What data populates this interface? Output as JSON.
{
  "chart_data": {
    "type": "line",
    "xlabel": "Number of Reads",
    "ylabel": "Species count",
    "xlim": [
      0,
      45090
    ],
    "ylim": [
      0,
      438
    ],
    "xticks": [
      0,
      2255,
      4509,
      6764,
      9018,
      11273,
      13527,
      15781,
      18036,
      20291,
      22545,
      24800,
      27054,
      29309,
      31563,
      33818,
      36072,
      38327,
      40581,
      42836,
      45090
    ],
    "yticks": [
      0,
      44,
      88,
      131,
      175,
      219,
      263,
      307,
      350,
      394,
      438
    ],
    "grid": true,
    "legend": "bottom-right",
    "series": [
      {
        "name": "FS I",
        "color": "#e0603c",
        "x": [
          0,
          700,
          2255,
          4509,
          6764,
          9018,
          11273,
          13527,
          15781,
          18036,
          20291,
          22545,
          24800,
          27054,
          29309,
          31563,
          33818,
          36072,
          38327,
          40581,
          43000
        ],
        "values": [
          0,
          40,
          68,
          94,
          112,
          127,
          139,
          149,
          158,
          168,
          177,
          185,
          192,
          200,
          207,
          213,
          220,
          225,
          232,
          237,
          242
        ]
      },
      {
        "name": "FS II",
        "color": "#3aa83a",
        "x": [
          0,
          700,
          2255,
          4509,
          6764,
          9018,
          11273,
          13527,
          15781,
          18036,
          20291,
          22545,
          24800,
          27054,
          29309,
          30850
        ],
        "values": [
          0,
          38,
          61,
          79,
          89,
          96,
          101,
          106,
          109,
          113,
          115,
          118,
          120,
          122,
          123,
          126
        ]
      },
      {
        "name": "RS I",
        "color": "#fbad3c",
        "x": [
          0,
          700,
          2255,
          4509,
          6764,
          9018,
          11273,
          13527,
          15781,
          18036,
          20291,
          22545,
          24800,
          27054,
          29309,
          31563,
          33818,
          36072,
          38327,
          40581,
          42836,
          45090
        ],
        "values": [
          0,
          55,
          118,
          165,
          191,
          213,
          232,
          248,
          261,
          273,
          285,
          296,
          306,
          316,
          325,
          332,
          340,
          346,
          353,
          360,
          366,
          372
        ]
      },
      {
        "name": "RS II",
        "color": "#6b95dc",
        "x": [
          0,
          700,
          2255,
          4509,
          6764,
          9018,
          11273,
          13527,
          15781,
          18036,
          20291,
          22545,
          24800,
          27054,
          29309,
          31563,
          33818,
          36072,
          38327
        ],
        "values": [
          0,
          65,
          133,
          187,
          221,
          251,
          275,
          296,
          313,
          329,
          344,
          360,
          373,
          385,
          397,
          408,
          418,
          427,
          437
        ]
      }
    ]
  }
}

DESCRIPTION OF THE TASK:
Copy each entry exactly, with nothing added or dropped.

ANSWER BELOW:
What data populates this interface? Output as JSON.
{
  "chart_data": {
    "type": "line",
    "xlabel": "Number of Reads",
    "ylabel": "Species count",
    "xlim": [
      0,
      45090
    ],
    "ylim": [
      0,
      438
    ],
    "xticks": [
      0,
      2255,
      4509,
      6764,
      9018,
      11273,
      13527,
      15781,
      18036,
      20291,
      22545,
      24800,
      27054,
      29309,
      31563,
      33818,
      36072,
      38327,
      40581,
      42836,
      45090
    ],
    "yticks": [
      0,
      44,
      88,
      131,
      175,
      219,
      263,
      307,
      350,
      394,
      438
    ],
    "grid": true,
    "legend": "bottom-right",
    "series": [
      {
        "name": "FS I",
        "color": "#e0603c",
        "x": [
          0,
          700,
          2255,
          4509,
          6764,
          9018,
          11273,
          13527,
          15781,
          18036,
          20291,
          22545,
          24800,
          27054,
          29309,
          31563,
          33818,
          36072,
          38327,
          40581,
          43000
        ],
        "values": [
          0,
          40,
          68,
          94,
          112,
          127,
          139,
          149,
          158,
          168,
          177,
          185,
          192,
          200,
          207,
          213,
          220,
          225,
          232,
          237,
          242
        ]
      },
      {
        "name": "FS II",
        "color": "#3aa83a",
        "x": [
          0,
          700,
          2255,
          4509,
          6764,
          9018,
          11273,
          13527,
          15781,
          18036,
          20291,
          22545,
          24800,
          27054,
          29309,
          30850
        ],
        "values": [
          0,
          38,
          61,
          79,
          89,
          96,
          101,
          106,
          109,
          113,
          115,
          118,
          120,
          122,
          123,
          126
        ]
      },
      {
        "name": "RS I",
        "color": "#fbad3c",
        "x": [
          0,
          700,
          2255,
          4509,
          6764,
          9018,
          11273,
          13527,
          15781,
          18036,
          20291,
          22545,
          24800,
          27054,
          29309,
          31563,
          33818,
          36072,
          38327,
          40581,
          42836,
          45090
        ],
        "values": [
          0,
          55,
          118,
          165,
          191,
          213,
          232,
          248,
          261,
          273,
          285,
          296,
          306,
          316,
          325,
          332,
          340,
          346,
          353,
          360,
          366,
          372
        ]
      },
      {
        "name": "RS II",
        "color": "#6b95dc",
        "x": [
          0,
          700,
          2255,
          4509,
          6764,
          9018,
          11273,
          13527,
          15781,
          18036,
          20291,
          22545,
          24800,
          27054,
          29309,
          31563,
          33818,
          36072,
          38327
        ],
        "values": [
          0,
          65,
          133,
          187,
          221,
          251,
          275,
          296,
          313,
          329,
          344,
          360,
          373,
          385,
          397,
          408,
          418,
          427,
          437
        ]
      }
    ]
  }
}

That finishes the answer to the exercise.